Task to carry out:
Would you return all of this data exactly, leaving nothing out?

Material to process:

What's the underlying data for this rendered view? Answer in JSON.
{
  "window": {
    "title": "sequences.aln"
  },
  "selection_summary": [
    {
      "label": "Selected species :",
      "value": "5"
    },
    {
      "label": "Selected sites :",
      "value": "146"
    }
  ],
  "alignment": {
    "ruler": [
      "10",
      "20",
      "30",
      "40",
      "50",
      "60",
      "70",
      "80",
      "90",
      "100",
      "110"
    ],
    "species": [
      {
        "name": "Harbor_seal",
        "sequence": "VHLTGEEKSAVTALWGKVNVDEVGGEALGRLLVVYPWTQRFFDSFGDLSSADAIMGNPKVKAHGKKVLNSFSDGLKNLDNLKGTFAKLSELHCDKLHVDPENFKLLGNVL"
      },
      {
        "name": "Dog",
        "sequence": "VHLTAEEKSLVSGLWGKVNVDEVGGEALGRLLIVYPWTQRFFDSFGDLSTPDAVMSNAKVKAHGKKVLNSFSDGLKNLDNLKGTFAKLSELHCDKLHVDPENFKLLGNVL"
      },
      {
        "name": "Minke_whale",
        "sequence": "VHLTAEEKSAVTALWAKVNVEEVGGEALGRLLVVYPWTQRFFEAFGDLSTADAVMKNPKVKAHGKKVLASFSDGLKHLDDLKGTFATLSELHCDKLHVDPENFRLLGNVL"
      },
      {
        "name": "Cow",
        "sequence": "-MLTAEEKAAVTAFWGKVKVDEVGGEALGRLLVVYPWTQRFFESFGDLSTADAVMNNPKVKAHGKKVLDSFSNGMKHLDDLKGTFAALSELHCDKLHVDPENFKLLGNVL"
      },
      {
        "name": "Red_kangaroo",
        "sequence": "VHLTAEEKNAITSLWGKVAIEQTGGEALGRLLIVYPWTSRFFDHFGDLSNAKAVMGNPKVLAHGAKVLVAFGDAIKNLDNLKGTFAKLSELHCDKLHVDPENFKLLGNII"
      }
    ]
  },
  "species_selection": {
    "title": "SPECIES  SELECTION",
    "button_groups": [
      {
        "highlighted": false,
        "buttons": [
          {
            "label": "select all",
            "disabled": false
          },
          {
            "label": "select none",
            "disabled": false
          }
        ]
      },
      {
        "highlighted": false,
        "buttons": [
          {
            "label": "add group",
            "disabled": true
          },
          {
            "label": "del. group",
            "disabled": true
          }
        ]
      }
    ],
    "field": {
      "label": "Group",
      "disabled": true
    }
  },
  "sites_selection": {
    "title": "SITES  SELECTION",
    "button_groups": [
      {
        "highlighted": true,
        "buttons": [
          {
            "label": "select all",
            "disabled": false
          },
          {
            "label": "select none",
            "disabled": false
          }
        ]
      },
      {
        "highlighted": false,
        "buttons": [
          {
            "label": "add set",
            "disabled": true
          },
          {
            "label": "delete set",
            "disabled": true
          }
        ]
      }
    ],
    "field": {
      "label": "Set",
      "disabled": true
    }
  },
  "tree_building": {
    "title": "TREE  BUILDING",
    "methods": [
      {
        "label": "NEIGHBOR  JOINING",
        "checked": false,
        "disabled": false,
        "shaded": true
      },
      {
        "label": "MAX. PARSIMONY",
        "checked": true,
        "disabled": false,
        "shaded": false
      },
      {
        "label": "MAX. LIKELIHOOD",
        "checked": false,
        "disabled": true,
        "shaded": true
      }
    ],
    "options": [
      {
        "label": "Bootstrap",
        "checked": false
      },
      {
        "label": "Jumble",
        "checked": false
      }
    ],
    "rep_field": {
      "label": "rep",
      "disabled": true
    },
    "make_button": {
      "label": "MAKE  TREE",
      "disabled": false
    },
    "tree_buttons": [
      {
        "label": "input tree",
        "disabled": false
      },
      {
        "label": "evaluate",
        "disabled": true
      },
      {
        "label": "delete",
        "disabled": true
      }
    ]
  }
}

Right answer:
What's the underlying data for this rendered view? Answer in JSON.
{
  "window": {
    "title": "sequences.aln"
  },
  "selection_summary": [
    {
      "label": "Selected species :",
      "value": "5"
    },
    {
      "label": "Selected sites :",
      "value": "146"
    }
  ],
  "alignment": {
    "ruler": [
      "10",
      "20",
      "30",
      "40",
      "50",
      "60",
      "70",
      "80",
      "90",
      "100",
      "110"
    ],
    "species": [
      {
        "name": "Harbor_seal",
        "sequence": "VHLTGEEKSAVTALWGKVNVDEVGGEALGRLLVVYPWTQRFFDSFGDLSSADAIMGNPKVKAHGKKVLNSFSDGLKNLDNLKGTFAKLSELHCDKLHVDPENFKLLGNVL"
      },
      {
        "name": "Dog",
        "sequence": "VHLTAEEKSLVSGLWGKVNVDEVGGEALGRLLIVYPWTQRFFDSFGDLSTPDAVMSNAKVKAHGKKVLNSFSDGLKNLDNLKGTFAKLSELHCDKLHVDPENFKLLGNVL"
      },
      {
        "name": "Minke_whale",
        "sequence": "VHLTAEEKSAVTALWAKVNVEEVGGEALGRLLVVYPWTQRFFEAFGDLSTADAVMKNPKVKAHGKKVLASFSDGLKHLDDLKGTFATLSELHCDKLHVDPENFRLLGNVL"
      },
      {
        "name": "Cow",
        "sequence": "-MLTAEEKAAVTAFWGKVKVDEVGGEALGRLLVVYPWTQRFFESFGDLSTADAVMNNPKVKAHGKKVLDSFSNGMKHLDDLKGTFAALSELHCDKLHVDPENFKLLGNVL"
      },
      {
        "name": "Red_kangaroo",
        "sequence": "VHLTAEEKNAITSLWGKVAIEQTGGEALGRLLIVYPWTSRFFDHFGDLSNAKAVMGNPKVLAHGAKVLVAFGDAIKNLDNLKGTFAKLSELHCDKLHVDPENFKLLGNII"
      }
    ]
  },
  "species_selection": {
    "title": "SPECIES  SELECTION",
    "button_groups": [
      {
        "highlighted": false,
        "buttons": [
          {
            "label": "select all",
            "disabled": false
          },
          {
            "label": "select none",
            "disabled": false
          }
        ]
      },
      {
        "highlighted": false,
        "buttons": [
          {
            "label": "add group",
            "disabled": true
          },
          {
            "label": "del. group",
            "disabled": true
          }
        ]
      }
    ],
    "field": {
      "label": "Group",
      "disabled": true
    }
  },
  "sites_selection": {
    "title": "SITES  SELECTION",
    "button_groups": [
      {
        "highlighted": true,
        "buttons": [
          {
            "label": "select all",
            "disabled": false
          },
          {
            "label": "select none",
            "disabled": false
          }
        ]
      },
      {
        "highlighted": false,
        "buttons": [
          {
            "label": "add set",
            "disabled": true
          },
          {
            "label": "delete set",
            "disabled": true
          }
        ]
      }
    ],
    "field": {
      "label": "Set",
      "disabled": true
    }
  },
  "tree_building": {
    "title": "TREE  BUILDING",
    "methods": [
      {
        "label": "NEIGHBOR  JOINING",
        "checked": false,
        "disabled": false,
        "shaded": true
      },
      {
        "label": "MAX. PARSIMONY",
        "checked": true,
        "disabled": false,
        "shaded": false
      },
      {
        "label": "MAX. LIKELIHOOD",
        "checked": false,
        "disabled": true,
        "shaded": true
      }
    ],
    "options": [
      {
        "label": "Bootstrap",
        "checked": false
      },
      {
        "label": "Jumble",
        "checked": false
      }
    ],
    "rep_field": {
      "label": "rep",
      "disabled": true
    },
    "make_button": {
      "label": "MAKE  TREE",
      "disabled": false
    },
    "tree_buttons": [
      {
        "label": "input tree",
        "disabled": false
      },
      {
        "label": "evaluate",
        "disabled": true
      },
      {
        "label": "delete",
        "disabled": true
      }
    ]
  }
}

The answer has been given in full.